**Extracted entries:**
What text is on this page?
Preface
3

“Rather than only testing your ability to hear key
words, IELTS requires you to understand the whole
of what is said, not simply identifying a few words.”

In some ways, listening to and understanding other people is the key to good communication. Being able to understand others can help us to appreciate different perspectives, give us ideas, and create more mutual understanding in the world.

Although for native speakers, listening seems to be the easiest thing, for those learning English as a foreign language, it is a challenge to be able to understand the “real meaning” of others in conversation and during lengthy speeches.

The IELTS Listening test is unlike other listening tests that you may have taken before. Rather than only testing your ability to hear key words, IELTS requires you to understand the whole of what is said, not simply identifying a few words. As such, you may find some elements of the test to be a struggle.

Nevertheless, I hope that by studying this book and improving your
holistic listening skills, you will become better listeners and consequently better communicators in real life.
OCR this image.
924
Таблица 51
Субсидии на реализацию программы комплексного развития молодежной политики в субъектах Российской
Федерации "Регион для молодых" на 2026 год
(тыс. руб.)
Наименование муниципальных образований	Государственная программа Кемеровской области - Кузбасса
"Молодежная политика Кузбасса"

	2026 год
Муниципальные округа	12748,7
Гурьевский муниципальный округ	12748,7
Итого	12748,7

**What you are asked to do:** Gather all the lines that include the word "whole" and copy them out.

**Task solution:**
words, IELTS requires you to understand the whole
The IELTS Listening test is unlike other listening tests that you may have taken before. Rather than only testing your ability to hear key words, IELTS requires you to understand the whole of what is said, not simply identifying a few words. As such, you may find some elements of the test to be a struggle.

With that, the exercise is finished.